— Start of Records for this exercise —

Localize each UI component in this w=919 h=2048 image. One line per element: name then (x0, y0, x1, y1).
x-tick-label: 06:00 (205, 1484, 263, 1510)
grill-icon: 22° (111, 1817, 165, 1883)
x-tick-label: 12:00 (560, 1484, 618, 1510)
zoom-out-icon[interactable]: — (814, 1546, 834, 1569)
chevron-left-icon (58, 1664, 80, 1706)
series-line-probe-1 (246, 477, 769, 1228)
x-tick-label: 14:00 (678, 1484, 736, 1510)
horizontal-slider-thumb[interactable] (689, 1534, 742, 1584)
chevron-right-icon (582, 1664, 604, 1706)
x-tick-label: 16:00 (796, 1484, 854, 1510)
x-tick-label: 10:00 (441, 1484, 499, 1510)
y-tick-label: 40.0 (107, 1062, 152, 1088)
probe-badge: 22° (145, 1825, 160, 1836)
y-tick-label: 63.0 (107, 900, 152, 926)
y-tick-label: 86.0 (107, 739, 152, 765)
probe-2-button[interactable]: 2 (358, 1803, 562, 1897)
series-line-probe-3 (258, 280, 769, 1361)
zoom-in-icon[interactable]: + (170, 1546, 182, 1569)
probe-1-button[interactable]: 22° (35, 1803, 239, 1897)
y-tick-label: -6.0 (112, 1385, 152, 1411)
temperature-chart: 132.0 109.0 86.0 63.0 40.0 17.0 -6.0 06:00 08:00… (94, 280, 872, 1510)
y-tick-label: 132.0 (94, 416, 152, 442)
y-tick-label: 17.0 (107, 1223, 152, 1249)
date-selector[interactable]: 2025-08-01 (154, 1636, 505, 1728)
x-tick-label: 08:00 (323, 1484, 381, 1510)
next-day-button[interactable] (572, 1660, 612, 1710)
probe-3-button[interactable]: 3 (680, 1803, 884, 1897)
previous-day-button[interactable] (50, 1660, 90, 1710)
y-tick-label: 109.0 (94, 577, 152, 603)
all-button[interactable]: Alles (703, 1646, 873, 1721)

— End of Records for this exercise —

Copy the listing above line for line, changing nothing.

Localize each UI component in this w=919 h=2048 image. One line per element: name then (x0, y0, x1, y1).
x-tick-label: 06:00 (205, 1484, 263, 1510)
grill-icon: 22° (111, 1817, 165, 1883)
x-tick-label: 12:00 (560, 1484, 618, 1510)
zoom-out-icon[interactable]: — (814, 1546, 834, 1569)
chevron-left-icon (58, 1664, 80, 1706)
series-line-probe-1 (246, 477, 769, 1228)
x-tick-label: 14:00 (678, 1484, 736, 1510)
horizontal-slider-thumb[interactable] (689, 1534, 742, 1584)
chevron-right-icon (582, 1664, 604, 1706)
x-tick-label: 16:00 (796, 1484, 854, 1510)
x-tick-label: 10:00 (441, 1484, 499, 1510)
y-tick-label: 40.0 (107, 1062, 152, 1088)
probe-badge: 22° (145, 1825, 160, 1836)
y-tick-label: 63.0 (107, 900, 152, 926)
y-tick-label: 86.0 (107, 739, 152, 765)
probe-2-button[interactable]: 2 (358, 1803, 562, 1897)
series-line-probe-3 (258, 280, 769, 1361)
zoom-in-icon[interactable]: + (170, 1546, 182, 1569)
probe-1-button[interactable]: 22° (35, 1803, 239, 1897)
y-tick-label: -6.0 (112, 1385, 152, 1411)
temperature-chart: 132.0 109.0 86.0 63.0 40.0 17.0 -6.0 06:00 08:00… (94, 280, 872, 1510)
y-tick-label: 132.0 (94, 416, 152, 442)
y-tick-label: 17.0 (107, 1223, 152, 1249)
date-selector[interactable]: 2025-08-01 (154, 1636, 505, 1728)
x-tick-label: 08:00 (323, 1484, 381, 1510)
next-day-button[interactable] (572, 1660, 612, 1710)
probe-3-button[interactable]: 3 (680, 1803, 884, 1897)
previous-day-button[interactable] (50, 1660, 90, 1710)
y-tick-label: 109.0 (94, 577, 152, 603)
all-button[interactable]: Alles (703, 1646, 873, 1721)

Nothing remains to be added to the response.